DATA FOR THE TASK:
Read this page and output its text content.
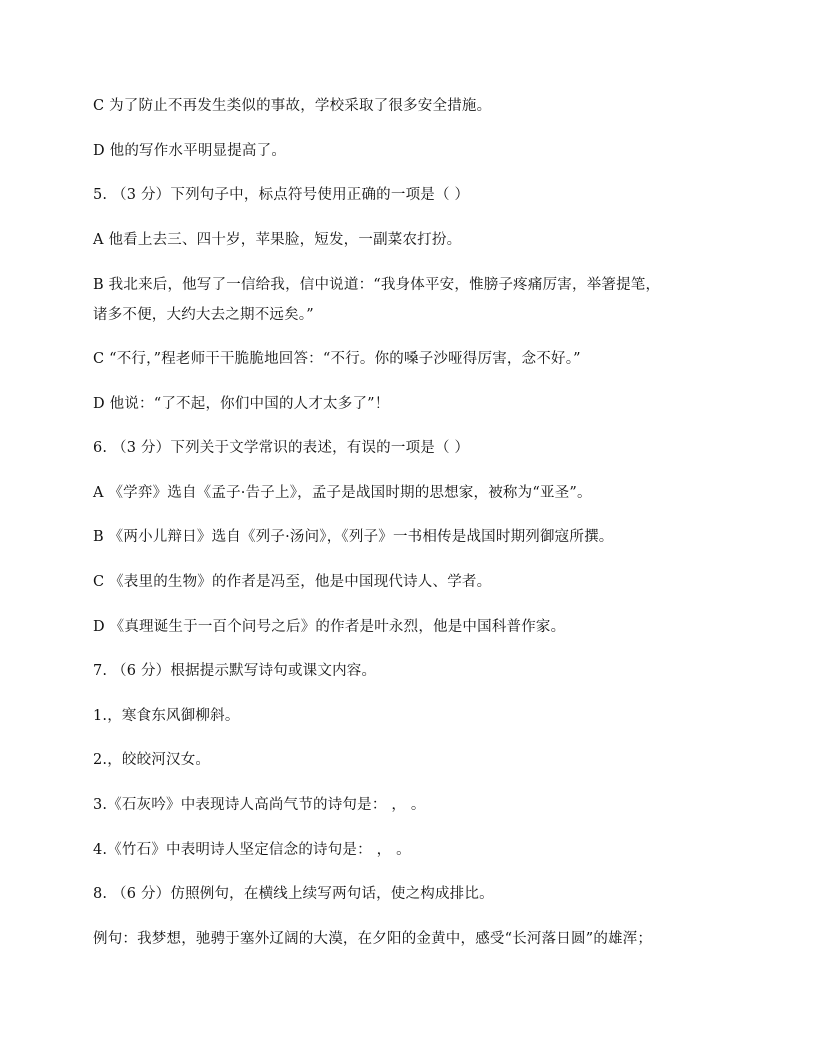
C 为了防止不再发生类似的事故，学校采取了很多安全措施。
D 他的写作水平明显提高了。
5. （3 分）下列句子中，标点符号使用正确的一项是（ ）
A 他看上去三、四十岁，苹果脸，短发，一副菜农打扮。
B 我北来后，他写了一信给我，信中说道：“我身体平安，惟膀子疼痛厉害，举箸提笔，
诸多不便，大约大去之期不远矣。”
C “不行，”程老师干干脆脆地回答：“不行。你的嗓子沙哑得厉害，念不好。”
D 他说：“了不起，你们中国的人才太多了”！
6. （3 分）下列关于文学常识的表述，有误的一项是（ ）
A 《学弈》选自《孟子·告子上》，孟子是战国时期的思想家，被称为“亚圣”。
B 《两小儿辩日》选自《列子·汤问》，《列子》一书相传是战国时期列御寇所撰。
C 《表里的生物》的作者是冯至，他是中国现代诗人、学者。
D 《真理诞生于一百个问号之后》的作者是叶永烈，他是中国科普作家。
7. （6 分）根据提示默写诗句或课文内容。
1.，寒食东风御柳斜。
2.，皎皎河汉女。
3.《石灰吟》中表现诗人高尚气节的诗句是： ， 。
4.《竹石》中表明诗人坚定信念的诗句是： ， 。
8. （6 分）仿照例句，在横线上续写两句话，使之构成排比。
例句：我梦想，驰骋于塞外辽阔的大漠，在夕阳的金黄中，感受“长河落日圆”的雄浑；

GOAL: Copy the records exactly as they appear, excluding images.

EXERCISE ANSWER:
Read this page and output its text content.
C 为了防止不再发生类似的事故，学校采取了很多安全措施。
D 他的写作水平明显提高了。
5. （3 分）下列句子中，标点符号使用正确的一项是（ ）
A 他看上去三、四十岁，苹果脸，短发，一副菜农打扮。
B 我北来后，他写了一信给我，信中说道：“我身体平安，惟膀子疼痛厉害，举箸提笔，
诸多不便，大约大去之期不远矣。”
C “不行，”程老师干干脆脆地回答：“不行。你的嗓子沙哑得厉害，念不好。”
D 他说：“了不起，你们中国的人才太多了”！
6. （3 分）下列关于文学常识的表述，有误的一项是（ ）
A 《学弈》选自《孟子·告子上》，孟子是战国时期的思想家，被称为“亚圣”。
B 《两小儿辩日》选自《列子·汤问》，《列子》一书相传是战国时期列御寇所撰。
C 《表里的生物》的作者是冯至，他是中国现代诗人、学者。
D 《真理诞生于一百个问号之后》的作者是叶永烈，他是中国科普作家。
7. （6 分）根据提示默写诗句或课文内容。
1.，寒食东风御柳斜。
2.，皎皎河汉女。
3.《石灰吟》中表现诗人高尚气节的诗句是： ， 。
4.《竹石》中表明诗人坚定信念的诗句是： ， 。
8. （6 分）仿照例句，在横线上续写两句话，使之构成排比。
例句：我梦想，驰骋于塞外辽阔的大漠，在夕阳的金黄中，感受“长河落日圆”的雄浑；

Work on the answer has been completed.